======== Passage ========

NEW YORK, April 20, 2018 /PRNewswire/ — DFB Healthcare Acquisitions Corp. (NASDAQ: DFBHU) (“DFB Healthcare”) announced today that the holders of its units may elect to separately trade the common stock and warrants underlying the units commencing on April 16, 2018. No fractional warrants will be issued upon separation of the units and only whole warrants will trade. Those units that are not separated will continue to trade on the NASDAQ Capital Market under the symbol “DFBHU” and the common stock and warrants are expected to trade under the symbols “DFBH” and “DFBHW,” respectively.

The units were initially offered by DFB Healthcare in an underwritten offering. Goldman Sachs & Co. and Deutsche Bank Securities acted as joint book runners for the offering and Leerink Partners acted as co-manager.

A registration statement relating to the units and the underlying securities was declared effective by the Securities and Exchange Commission (the “SEC”) on July 27, 2017.

========

■ Direction A
According to the announcement, on what date did the SEC declare the registration statement effective?
■ Direction B
Repeat the portion of the announcement that begins at "NEW YORK, April" and stops after "acted as co-manager.".
■ Direction C
List every ticker symbol in the announcement.
The records are separate from the announcement.

======== Information given ========

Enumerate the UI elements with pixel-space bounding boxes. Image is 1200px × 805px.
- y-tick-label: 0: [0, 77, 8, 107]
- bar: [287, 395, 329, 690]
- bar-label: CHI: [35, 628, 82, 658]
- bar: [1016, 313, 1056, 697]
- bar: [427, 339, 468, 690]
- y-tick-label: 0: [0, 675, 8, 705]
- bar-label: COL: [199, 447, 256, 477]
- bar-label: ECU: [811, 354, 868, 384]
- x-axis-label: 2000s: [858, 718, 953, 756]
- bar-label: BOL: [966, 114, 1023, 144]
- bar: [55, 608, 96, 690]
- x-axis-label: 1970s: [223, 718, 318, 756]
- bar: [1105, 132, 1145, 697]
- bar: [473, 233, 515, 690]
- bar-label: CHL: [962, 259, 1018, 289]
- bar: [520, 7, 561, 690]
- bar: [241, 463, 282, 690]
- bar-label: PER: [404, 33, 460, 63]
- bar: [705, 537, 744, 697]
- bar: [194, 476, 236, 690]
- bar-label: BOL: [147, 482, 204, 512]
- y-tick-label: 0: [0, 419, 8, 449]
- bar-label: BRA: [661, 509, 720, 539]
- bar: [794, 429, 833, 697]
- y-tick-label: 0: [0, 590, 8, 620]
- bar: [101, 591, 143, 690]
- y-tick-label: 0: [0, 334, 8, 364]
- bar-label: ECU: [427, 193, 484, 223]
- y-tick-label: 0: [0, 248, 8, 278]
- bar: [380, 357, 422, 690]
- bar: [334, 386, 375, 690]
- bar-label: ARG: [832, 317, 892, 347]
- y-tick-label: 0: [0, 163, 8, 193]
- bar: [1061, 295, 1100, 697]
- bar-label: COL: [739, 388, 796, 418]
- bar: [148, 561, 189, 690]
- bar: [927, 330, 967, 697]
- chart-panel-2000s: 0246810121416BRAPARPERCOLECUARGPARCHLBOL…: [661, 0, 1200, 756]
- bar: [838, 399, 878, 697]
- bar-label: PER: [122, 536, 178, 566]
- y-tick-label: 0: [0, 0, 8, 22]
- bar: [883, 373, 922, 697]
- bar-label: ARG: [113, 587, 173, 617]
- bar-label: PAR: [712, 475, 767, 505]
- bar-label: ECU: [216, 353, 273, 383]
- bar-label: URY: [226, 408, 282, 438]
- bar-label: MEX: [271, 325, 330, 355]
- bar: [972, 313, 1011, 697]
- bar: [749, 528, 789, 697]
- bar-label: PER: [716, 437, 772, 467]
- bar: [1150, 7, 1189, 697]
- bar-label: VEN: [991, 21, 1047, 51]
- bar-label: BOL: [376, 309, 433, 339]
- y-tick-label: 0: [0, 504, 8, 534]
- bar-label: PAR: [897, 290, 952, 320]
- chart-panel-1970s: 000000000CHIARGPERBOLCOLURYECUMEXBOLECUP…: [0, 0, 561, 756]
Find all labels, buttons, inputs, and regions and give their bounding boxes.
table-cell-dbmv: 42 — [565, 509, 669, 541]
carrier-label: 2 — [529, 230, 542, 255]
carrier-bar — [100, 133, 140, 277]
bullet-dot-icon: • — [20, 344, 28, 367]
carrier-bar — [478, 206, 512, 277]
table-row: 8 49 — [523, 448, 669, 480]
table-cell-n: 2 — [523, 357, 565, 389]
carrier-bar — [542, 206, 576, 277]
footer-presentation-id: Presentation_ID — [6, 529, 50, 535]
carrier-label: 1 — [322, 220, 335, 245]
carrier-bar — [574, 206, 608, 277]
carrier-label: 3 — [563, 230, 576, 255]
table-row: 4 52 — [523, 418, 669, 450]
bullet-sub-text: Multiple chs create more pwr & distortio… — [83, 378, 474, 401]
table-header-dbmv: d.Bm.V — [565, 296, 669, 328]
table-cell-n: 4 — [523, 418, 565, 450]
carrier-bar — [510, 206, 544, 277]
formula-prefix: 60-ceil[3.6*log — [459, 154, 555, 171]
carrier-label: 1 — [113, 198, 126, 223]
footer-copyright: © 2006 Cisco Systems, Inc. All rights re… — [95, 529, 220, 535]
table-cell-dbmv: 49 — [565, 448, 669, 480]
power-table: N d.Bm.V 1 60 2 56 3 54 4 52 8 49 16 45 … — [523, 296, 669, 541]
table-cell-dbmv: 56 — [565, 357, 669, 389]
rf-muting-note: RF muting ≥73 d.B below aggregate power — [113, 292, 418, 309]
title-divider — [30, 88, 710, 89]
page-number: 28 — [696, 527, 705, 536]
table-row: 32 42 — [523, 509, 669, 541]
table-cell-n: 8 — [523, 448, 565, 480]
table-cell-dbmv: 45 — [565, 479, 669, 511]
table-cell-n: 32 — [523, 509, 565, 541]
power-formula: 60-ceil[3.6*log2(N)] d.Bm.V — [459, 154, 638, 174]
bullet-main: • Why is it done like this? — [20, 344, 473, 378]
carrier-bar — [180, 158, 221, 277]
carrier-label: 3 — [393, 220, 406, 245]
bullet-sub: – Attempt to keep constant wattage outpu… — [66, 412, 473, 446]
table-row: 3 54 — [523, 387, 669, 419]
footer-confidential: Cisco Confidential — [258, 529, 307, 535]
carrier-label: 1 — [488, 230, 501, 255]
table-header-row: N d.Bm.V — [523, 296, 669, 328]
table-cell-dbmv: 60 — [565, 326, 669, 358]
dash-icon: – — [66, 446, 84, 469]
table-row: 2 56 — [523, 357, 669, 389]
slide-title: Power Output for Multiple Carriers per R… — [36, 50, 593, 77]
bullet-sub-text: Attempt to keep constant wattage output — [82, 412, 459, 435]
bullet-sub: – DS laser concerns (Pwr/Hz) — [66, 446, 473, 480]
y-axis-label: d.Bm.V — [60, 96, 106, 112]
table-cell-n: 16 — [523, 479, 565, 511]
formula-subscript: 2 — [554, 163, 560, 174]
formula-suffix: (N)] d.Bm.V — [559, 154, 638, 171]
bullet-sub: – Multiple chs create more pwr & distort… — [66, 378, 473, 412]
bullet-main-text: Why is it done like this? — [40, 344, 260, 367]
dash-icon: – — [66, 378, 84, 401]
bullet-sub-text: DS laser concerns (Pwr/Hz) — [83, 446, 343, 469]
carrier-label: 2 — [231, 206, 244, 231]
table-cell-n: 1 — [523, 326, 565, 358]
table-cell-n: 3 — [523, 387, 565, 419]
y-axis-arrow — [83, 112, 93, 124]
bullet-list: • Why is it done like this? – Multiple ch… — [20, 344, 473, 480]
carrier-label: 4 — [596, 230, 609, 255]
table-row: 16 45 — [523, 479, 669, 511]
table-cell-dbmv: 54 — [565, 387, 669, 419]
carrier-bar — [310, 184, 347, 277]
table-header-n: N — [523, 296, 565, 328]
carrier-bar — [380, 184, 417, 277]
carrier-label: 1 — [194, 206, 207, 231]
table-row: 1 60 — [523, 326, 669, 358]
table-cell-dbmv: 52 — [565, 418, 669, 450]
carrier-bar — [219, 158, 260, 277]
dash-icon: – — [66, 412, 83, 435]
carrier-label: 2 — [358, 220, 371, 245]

========

■ Solution A
July 27, 2017

■ Solution B
NEW YORK, April 20, 2018 /PRNewswire/ — DFB Healthcare Acquisitions Corp. (NASDAQ: DFBHU) (“DFB Healthcare”) announced today that the holders of its units may elect to separately trade the common stock and warrants underlying the units commencing on April 16, 2018. No fractional warrants will be issued upon separation of the units and only whole warrants will trade. Those units that are not separated will continue to trade on the NASDAQ Capital Market under the symbol “DFBHU” and the common stock and warrants are expected to trade under the symbols “DFBH” and “DFBHW,” respectively.

The units were initially offered by DFB Healthcare in an underwritten offering. Goldman Sachs & Co. and Deutsche Bank Securities acted as joint book runners for the offering and Leerink Partners acted as co-manager.

■ Solution C
DFBHU, DFBH, DFBHW